EXERCISE DETAILS — Output the data word for word, dropping every image.

Records from a collection of figures
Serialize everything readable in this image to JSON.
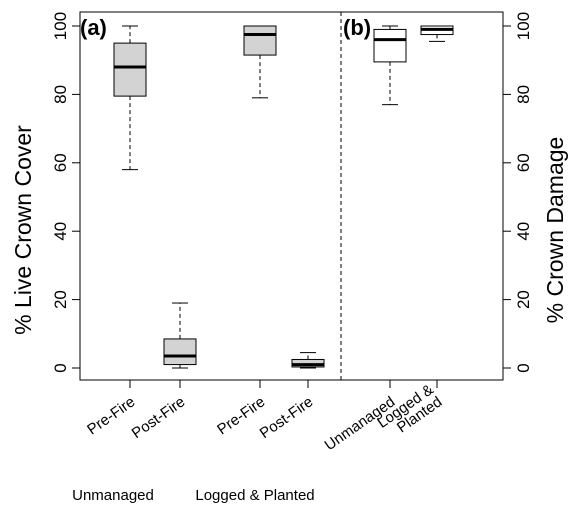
{
  "chart_data": {
    "type": "boxplot",
    "y_left_label": "% Live Crown Cover",
    "y_right_label": "% Crown Damage",
    "ylim": [
      0,
      100
    ],
    "yticks": [
      0,
      20,
      40,
      60,
      80,
      100
    ],
    "panels": [
      {
        "label": "(a)",
        "fill": "#d3d3d3",
        "boxes": [
          {
            "category": "Pre-Fire",
            "whisker_low": 58,
            "q1": 79.5,
            "median": 88,
            "q3": 95,
            "whisker_high": 100
          },
          {
            "category": "Post-Fire",
            "whisker_low": 0,
            "q1": 1,
            "median": 3.5,
            "q3": 8.5,
            "whisker_high": 19
          },
          {
            "category": "Pre-Fire",
            "whisker_low": 79,
            "q1": 91.5,
            "median": 97.5,
            "q3": 100,
            "whisker_high": 100
          },
          {
            "category": "Post-Fire",
            "whisker_low": 0,
            "q1": 0.3,
            "median": 1,
            "q3": 2.5,
            "whisker_high": 4.5
          }
        ],
        "groups": [
          "Unmanaged",
          "Logged & Planted"
        ]
      },
      {
        "label": "(b)",
        "fill": "#ffffff",
        "boxes": [
          {
            "category": "Unmanaged",
            "whisker_low": 77,
            "q1": 89.5,
            "median": 96,
            "q3": 99,
            "whisker_high": 100
          },
          {
            "category": "Logged &\nPlanted",
            "whisker_low": 95.5,
            "q1": 97.5,
            "median": 99,
            "q3": 100,
            "whisker_high": 100
          }
        ]
      }
    ]
  }
}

THE RESULT —
Serialize everything readable in this image to JSON.
{
  "chart_data": {
    "type": "boxplot",
    "y_left_label": "% Live Crown Cover",
    "y_right_label": "% Crown Damage",
    "ylim": [
      0,
      100
    ],
    "yticks": [
      0,
      20,
      40,
      60,
      80,
      100
    ],
    "panels": [
      {
        "label": "(a)",
        "fill": "#d3d3d3",
        "boxes": [
          {
            "category": "Pre-Fire",
            "whisker_low": 58,
            "q1": 79.5,
            "median": 88,
            "q3": 95,
            "whisker_high": 100
          },
          {
            "category": "Post-Fire",
            "whisker_low": 0,
            "q1": 1,
            "median": 3.5,
            "q3": 8.5,
            "whisker_high": 19
          },
          {
            "category": "Pre-Fire",
            "whisker_low": 79,
            "q1": 91.5,
            "median": 97.5,
            "q3": 100,
            "whisker_high": 100
          },
          {
            "category": "Post-Fire",
            "whisker_low": 0,
            "q1": 0.3,
            "median": 1,
            "q3": 2.5,
            "whisker_high": 4.5
          }
        ],
        "groups": [
          "Unmanaged",
          "Logged & Planted"
        ]
      },
      {
        "label": "(b)",
        "fill": "#ffffff",
        "boxes": [
          {
            "category": "Unmanaged",
            "whisker_low": 77,
            "q1": 89.5,
            "median": 96,
            "q3": 99,
            "whisker_high": 100
          },
          {
            "category": "Logged &\nPlanted",
            "whisker_low": 95.5,
            "q1": 97.5,
            "median": 99,
            "q3": 100,
            "whisker_high": 100
          }
        ]
      }
    ]
  }
}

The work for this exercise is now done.